STATED EXERCISE –
Keep only the lines of the data below that contain "dall", and copy them.

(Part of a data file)
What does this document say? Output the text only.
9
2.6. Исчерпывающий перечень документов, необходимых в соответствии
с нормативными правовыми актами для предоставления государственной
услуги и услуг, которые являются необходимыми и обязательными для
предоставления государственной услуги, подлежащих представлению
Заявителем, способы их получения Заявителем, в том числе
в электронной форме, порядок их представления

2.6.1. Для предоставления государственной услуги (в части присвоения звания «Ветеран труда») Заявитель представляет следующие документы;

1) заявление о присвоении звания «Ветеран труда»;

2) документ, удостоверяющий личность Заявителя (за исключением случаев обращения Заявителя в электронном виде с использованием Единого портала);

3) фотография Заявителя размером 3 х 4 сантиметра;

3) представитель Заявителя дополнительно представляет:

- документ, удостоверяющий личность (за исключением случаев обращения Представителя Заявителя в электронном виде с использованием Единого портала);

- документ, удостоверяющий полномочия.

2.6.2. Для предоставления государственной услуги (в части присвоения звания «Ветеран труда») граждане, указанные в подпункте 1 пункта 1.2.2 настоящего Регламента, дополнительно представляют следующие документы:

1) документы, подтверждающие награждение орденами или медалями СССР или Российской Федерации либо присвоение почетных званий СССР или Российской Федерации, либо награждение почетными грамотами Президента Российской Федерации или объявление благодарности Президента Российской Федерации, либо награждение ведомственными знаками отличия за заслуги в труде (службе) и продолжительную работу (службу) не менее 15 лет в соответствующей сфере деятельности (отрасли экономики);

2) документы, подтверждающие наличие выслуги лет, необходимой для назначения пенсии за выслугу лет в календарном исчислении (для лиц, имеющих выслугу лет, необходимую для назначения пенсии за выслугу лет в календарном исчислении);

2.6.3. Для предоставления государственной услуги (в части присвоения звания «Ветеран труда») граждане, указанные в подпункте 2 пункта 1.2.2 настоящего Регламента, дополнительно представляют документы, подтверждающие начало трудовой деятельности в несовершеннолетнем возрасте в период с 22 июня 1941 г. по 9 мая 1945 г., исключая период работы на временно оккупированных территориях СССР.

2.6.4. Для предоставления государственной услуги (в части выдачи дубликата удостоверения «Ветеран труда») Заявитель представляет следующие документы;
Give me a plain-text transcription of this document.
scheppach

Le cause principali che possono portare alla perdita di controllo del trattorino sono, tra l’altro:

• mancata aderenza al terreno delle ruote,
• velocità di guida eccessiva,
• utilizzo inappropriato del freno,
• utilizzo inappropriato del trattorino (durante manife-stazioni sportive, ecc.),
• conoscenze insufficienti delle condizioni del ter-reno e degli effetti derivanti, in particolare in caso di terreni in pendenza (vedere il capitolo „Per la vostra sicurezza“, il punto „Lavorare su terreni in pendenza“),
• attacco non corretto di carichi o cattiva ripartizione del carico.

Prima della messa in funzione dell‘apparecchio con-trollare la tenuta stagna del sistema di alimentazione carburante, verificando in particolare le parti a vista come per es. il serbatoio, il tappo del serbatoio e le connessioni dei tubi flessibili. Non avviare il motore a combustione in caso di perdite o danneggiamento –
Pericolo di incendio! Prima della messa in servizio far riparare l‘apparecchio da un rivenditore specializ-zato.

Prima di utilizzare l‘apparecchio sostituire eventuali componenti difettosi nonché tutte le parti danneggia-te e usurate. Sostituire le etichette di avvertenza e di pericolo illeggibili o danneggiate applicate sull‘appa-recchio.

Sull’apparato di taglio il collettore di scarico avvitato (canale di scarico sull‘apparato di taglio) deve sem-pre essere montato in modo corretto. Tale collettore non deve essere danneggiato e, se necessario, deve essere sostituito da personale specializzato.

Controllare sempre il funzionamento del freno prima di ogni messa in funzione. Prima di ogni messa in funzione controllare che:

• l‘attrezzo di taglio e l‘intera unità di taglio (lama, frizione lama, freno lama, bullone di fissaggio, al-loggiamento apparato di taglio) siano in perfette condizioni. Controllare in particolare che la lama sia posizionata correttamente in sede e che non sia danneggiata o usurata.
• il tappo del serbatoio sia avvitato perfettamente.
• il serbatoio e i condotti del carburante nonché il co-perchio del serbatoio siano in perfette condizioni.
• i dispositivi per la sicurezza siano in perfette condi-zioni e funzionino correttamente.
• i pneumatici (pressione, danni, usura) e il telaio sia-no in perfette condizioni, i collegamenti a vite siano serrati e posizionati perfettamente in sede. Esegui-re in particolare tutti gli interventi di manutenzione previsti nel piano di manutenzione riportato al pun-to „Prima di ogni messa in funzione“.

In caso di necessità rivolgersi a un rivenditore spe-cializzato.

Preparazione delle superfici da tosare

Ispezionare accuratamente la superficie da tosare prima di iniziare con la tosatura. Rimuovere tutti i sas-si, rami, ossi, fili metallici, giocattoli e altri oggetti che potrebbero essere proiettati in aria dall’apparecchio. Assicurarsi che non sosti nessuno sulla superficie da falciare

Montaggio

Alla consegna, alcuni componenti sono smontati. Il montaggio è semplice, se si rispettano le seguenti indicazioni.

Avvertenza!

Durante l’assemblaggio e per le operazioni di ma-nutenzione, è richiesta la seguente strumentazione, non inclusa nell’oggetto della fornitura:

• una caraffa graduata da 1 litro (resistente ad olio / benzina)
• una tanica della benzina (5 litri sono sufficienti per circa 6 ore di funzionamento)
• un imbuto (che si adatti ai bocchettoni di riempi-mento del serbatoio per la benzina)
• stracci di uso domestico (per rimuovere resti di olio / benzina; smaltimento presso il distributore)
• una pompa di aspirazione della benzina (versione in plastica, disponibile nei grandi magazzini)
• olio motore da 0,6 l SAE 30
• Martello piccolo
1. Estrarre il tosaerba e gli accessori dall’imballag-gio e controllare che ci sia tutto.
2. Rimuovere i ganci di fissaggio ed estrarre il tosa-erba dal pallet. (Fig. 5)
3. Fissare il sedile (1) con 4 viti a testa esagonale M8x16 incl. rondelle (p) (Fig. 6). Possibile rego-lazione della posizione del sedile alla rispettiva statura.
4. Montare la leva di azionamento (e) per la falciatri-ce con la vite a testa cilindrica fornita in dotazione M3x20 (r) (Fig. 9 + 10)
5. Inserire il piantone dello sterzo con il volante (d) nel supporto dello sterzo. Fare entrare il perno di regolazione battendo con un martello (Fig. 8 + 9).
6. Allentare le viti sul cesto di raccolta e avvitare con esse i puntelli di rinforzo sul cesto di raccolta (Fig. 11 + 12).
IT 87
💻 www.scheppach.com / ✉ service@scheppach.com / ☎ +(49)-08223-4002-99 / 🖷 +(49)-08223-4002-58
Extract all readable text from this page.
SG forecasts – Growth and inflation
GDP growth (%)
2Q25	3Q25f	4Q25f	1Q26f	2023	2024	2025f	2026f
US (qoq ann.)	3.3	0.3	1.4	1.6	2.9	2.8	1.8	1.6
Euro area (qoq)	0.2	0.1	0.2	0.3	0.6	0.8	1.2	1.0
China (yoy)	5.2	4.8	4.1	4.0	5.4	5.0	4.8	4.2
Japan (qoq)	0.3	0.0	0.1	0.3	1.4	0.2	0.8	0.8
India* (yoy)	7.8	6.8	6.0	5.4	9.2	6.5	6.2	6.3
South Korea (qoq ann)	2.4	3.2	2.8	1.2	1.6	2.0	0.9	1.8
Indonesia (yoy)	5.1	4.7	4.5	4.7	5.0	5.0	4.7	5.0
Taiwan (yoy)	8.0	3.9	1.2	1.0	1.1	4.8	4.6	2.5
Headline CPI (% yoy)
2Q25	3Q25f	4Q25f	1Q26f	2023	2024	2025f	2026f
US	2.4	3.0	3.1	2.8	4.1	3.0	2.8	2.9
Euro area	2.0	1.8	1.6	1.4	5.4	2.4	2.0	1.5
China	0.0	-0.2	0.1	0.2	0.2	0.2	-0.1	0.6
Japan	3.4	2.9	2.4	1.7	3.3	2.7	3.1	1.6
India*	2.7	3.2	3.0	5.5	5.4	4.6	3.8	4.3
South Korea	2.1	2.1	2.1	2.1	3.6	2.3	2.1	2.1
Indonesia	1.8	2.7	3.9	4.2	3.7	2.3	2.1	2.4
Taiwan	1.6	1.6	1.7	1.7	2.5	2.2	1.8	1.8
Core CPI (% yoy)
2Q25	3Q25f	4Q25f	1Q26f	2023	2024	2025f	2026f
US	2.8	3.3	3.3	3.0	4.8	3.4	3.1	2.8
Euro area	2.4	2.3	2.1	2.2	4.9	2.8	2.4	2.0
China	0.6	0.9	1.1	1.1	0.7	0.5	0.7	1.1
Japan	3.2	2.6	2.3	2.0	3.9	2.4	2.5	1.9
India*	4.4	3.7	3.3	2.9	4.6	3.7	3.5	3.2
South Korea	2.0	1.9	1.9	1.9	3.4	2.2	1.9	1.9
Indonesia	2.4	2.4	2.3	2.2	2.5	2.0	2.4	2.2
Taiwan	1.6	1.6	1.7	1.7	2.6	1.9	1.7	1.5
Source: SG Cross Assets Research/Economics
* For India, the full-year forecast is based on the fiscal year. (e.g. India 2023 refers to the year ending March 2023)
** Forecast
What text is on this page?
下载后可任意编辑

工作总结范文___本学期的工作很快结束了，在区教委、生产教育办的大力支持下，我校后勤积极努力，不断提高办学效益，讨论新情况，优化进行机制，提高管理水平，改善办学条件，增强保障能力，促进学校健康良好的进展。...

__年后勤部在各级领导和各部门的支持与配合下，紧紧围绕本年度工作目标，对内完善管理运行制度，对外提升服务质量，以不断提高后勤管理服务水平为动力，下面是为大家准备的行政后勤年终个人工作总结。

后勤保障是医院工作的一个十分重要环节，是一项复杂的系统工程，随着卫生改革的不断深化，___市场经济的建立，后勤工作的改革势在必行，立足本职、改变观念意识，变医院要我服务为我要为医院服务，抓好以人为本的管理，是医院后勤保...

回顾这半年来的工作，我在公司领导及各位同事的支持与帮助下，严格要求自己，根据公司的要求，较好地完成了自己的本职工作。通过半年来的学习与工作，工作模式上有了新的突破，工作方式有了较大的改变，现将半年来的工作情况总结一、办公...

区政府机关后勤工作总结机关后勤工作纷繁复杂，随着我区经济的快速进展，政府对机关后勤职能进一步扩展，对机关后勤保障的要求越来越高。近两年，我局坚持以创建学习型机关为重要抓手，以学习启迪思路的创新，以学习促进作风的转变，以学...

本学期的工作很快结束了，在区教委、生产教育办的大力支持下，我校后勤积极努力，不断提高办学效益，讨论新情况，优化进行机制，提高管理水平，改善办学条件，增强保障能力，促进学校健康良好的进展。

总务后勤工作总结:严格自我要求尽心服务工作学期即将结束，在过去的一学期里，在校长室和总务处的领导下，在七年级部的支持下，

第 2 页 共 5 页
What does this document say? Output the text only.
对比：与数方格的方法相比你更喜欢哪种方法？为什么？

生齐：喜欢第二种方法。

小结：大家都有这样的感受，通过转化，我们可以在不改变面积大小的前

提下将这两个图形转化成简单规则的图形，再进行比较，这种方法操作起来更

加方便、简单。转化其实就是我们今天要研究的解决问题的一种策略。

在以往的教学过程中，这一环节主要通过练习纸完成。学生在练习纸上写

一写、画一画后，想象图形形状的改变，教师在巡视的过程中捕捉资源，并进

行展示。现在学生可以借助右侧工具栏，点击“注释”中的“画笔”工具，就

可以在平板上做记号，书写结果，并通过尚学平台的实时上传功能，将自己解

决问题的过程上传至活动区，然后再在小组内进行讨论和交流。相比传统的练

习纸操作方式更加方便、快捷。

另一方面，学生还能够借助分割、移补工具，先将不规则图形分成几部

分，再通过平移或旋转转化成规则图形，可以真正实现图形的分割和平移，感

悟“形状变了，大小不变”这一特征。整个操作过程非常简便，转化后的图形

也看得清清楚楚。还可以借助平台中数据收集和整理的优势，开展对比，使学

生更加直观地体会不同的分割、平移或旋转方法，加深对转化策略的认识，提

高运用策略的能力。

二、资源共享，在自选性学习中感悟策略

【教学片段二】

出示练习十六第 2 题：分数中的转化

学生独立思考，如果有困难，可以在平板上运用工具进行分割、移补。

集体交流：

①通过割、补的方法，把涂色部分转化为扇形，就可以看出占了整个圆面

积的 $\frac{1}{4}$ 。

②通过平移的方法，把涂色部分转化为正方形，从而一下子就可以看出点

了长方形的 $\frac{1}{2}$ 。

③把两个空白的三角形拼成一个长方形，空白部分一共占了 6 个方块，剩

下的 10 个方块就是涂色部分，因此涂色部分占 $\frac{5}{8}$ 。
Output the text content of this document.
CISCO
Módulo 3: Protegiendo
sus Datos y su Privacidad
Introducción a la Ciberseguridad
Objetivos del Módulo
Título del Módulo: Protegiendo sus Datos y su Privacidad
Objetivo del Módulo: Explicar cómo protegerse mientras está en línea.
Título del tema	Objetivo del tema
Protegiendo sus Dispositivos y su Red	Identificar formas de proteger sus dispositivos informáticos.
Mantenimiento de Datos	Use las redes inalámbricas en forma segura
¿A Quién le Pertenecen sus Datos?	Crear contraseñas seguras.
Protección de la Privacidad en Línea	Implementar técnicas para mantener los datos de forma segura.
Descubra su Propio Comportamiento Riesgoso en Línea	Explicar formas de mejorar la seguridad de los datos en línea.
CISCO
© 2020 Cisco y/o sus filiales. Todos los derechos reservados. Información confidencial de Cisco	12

OUTPUT OF THE TASK –
Ispezionare accuratamente la superficie da tosare prima di iniziare con la tosatura. Rimuovere tutti i sas-si, rami, ossi, fili metallici, giocattoli e altri oggetti che potrebbero essere proiettati in aria dall’apparecchio. Assicurarsi che non sosti nessuno sulla superficie da falciare
1. Estrarre il tosaerba e gli accessori dall’imballag-gio e controllare che ci sia tutto.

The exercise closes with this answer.